**Task description:**
Copy each line in which the string "chính" occurs.

**Exercise material:**
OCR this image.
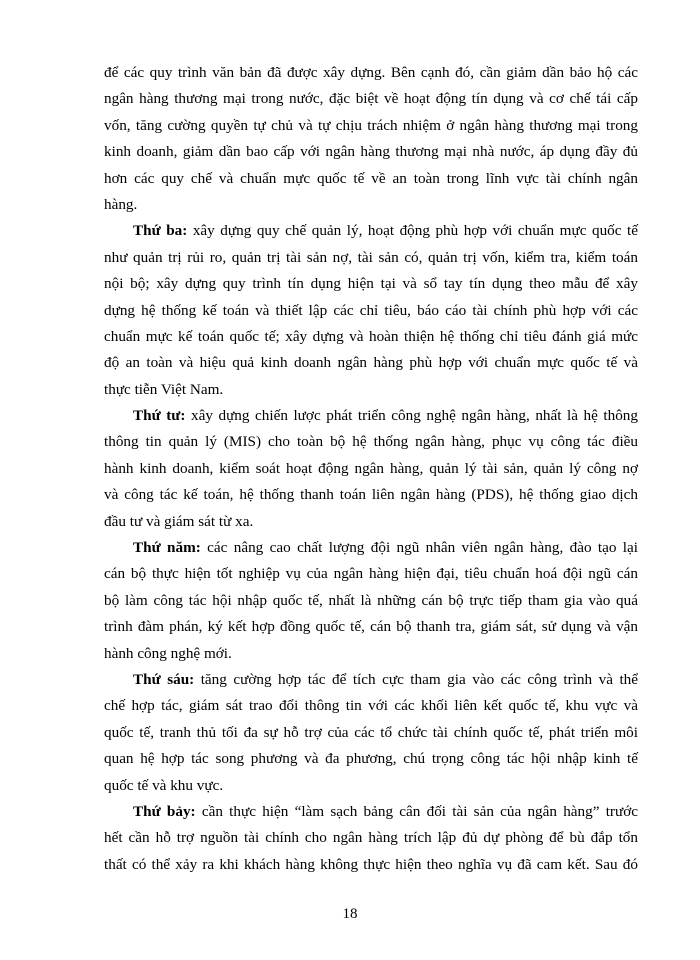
để các quy trình văn bản đã được xây dựng. Bên cạnh đó, cần giảm dần bảo hộ các
ngân hàng thương mại trong nước, đặc biệt về hoạt động tín dụng và cơ chế tái cấp
vốn, tăng cường quyền tự chủ và tự chịu trách nhiệm ở ngân hàng thương mại trong
kinh doanh, giảm dần bao cấp với ngân hàng thương mại nhà nước, áp dụng đầy đủ
hơn các quy chế và chuẩn mực quốc tế về an toàn trong lĩnh vực tài chính ngân
hàng.
Thứ ba: xây dựng quy chế quản lý, hoạt động phù hợp với chuẩn mực quốc tế
như quản trị rủi ro, quản trị tài sản nợ, tài sản có, quản trị vốn, kiểm tra, kiểm toán
nội bộ; xây dựng quy trình tín dụng hiện tại và sổ tay tín dụng theo mẫu để xây
dựng hệ thống kế toán và thiết lập các chỉ tiêu, báo cáo tài chính phù hợp với các
chuẩn mực kế toán quốc tế; xây dựng và hoàn thiện hệ thống chỉ tiêu đánh giá mức
độ an toàn và hiệu quả kinh doanh ngân hàng phù hợp với chuẩn mực quốc tế và
thực tiễn Việt Nam.
Thứ tư: xây dựng chiến lược phát triển công nghệ ngân hàng, nhất là hệ thông
thông tin quản lý (MIS) cho toàn bộ hệ thống ngân hàng, phục vụ công tác điều
hành kinh doanh, kiểm soát hoạt động ngân hàng, quản lý tài sản, quản lý công nợ
và công tác kế toán, hệ thống thanh toán liên ngân hàng (PDS), hệ thống giao dịch
đầu tư và giám sát từ xa.
Thứ năm: các nâng cao chất lượng đội ngũ nhân viên ngân hàng, đào tạo lại
cán bộ thực hiện tốt nghiệp vụ của ngân hàng hiện đại, tiêu chuẩn hoá đội ngũ cán
bộ làm công tác hội nhập quốc tế, nhất là những cán bộ trực tiếp tham gia vào quá
trình đàm phán, ký kết hợp đồng quốc tế, cán bộ thanh tra, giám sát, sử dụng và vận
hành công nghệ mới.
Thứ sáu: tăng cường hợp tác để tích cực tham gia vào các công trình và thể
chế hợp tác, giám sát trao đổi thông tin với các khối liên kết quốc tế, khu vực và
quốc tế, tranh thủ tối đa sự hỗ trợ của các tổ chức tài chính quốc tế, phát triển môi
quan hệ hợp tác song phương và đa phương, chú trọng công tác hội nhập kinh tế
quốc tế và khu vực.
Thứ bảy: cần thực hiện “làm sạch bảng cân đối tài sản của ngân hàng” trước
hết cần hỗ trợ nguồn tài chính cho ngân hàng trích lập đủ dự phòng để bù đắp tổn
thất có thể xảy ra khi khách hàng không thực hiện theo nghĩa vụ đã cam kết. Sau đó
18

**Response to the task:**
hơn các quy chế và chuẩn mực quốc tế về an toàn trong lĩnh vực tài chính ngân
dựng hệ thống kế toán và thiết lập các chỉ tiêu, báo cáo tài chính phù hợp với các
quốc tế, tranh thủ tối đa sự hỗ trợ của các tổ chức tài chính quốc tế, phát triển môi
hết cần hỗ trợ nguồn tài chính cho ngân hàng trích lập đủ dự phòng để bù đắp tổn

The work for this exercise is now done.